Work required -
Every entry that follows should be reproduced exactly.

◆ ◆ ◆ ◆

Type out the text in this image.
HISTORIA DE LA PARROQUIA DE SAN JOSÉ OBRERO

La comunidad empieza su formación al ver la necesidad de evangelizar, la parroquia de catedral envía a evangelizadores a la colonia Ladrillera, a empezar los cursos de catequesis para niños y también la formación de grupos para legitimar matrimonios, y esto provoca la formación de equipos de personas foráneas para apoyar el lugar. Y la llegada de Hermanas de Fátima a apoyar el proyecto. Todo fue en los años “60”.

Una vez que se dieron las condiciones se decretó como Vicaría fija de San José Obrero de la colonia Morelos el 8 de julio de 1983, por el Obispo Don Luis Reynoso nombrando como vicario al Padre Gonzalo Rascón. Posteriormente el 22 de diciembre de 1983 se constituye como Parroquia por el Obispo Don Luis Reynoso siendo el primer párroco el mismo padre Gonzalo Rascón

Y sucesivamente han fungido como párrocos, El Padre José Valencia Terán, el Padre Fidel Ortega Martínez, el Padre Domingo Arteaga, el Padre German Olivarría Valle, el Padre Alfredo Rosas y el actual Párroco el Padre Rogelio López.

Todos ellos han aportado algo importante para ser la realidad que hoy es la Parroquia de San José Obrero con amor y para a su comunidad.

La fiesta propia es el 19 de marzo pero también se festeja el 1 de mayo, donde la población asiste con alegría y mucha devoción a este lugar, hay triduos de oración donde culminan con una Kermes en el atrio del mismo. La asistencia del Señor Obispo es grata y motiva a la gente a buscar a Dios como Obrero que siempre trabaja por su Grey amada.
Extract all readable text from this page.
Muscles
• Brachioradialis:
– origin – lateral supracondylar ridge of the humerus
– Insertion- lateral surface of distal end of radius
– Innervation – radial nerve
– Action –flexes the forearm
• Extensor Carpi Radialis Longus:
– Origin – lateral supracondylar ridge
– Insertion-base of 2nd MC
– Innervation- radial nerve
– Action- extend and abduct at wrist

◆ ◆ ◆ ◆

Output below -
Type out the text in this image.
HISTORIA DE LA PARROQUIA DE SAN JOSÉ OBRERO

La comunidad empieza su formación al ver la necesidad de evangelizar, la parroquia de catedral envía a evangelizadores a la colonia Ladrillera, a empezar los cursos de catequesis para niños y también la formación de grupos para legitimar matrimonios, y esto provoca la formación de equipos de personas foráneas para apoyar el lugar. Y la llegada de Hermanas de Fátima a apoyar el proyecto. Todo fue en los años “60”.

Una vez que se dieron las condiciones se decretó como Vicaría fija de San José Obrero de la colonia Morelos el 8 de julio de 1983, por el Obispo Don Luis Reynoso nombrando como vicario al Padre Gonzalo Rascón. Posteriormente el 22 de diciembre de 1983 se constituye como Parroquia por el Obispo Don Luis Reynoso siendo el primer párroco el mismo padre Gonzalo Rascón

Y sucesivamente han fungido como párrocos, El Padre José Valencia Terán, el Padre Fidel Ortega Martínez, el Padre Domingo Arteaga, el Padre German Olivarría Valle, el Padre Alfredo Rosas y el actual Párroco el Padre Rogelio López.

Todos ellos han aportado algo importante para ser la realidad que hoy es la Parroquia de San José Obrero con amor y para a su comunidad.

La fiesta propia es el 19 de marzo pero también se festeja el 1 de mayo, donde la población asiste con alegría y mucha devoción a este lugar, hay triduos de oración donde culminan con una Kermes en el atrio del mismo. La asistencia del Señor Obispo es grata y motiva a la gente a buscar a Dios como Obrero que siempre trabaja por su Grey amada.
Extract all readable text from this page.
Muscles
• Brachioradialis:
– origin – lateral supracondylar ridge of the humerus
– Insertion- lateral surface of distal end of radius
– Innervation – radial nerve
– Action –flexes the forearm
• Extensor Carpi Radialis Longus:
– Origin – lateral supracondylar ridge
– Insertion-base of 2nd MC
– Innervation- radial nerve
– Action- extend and abduct at wrist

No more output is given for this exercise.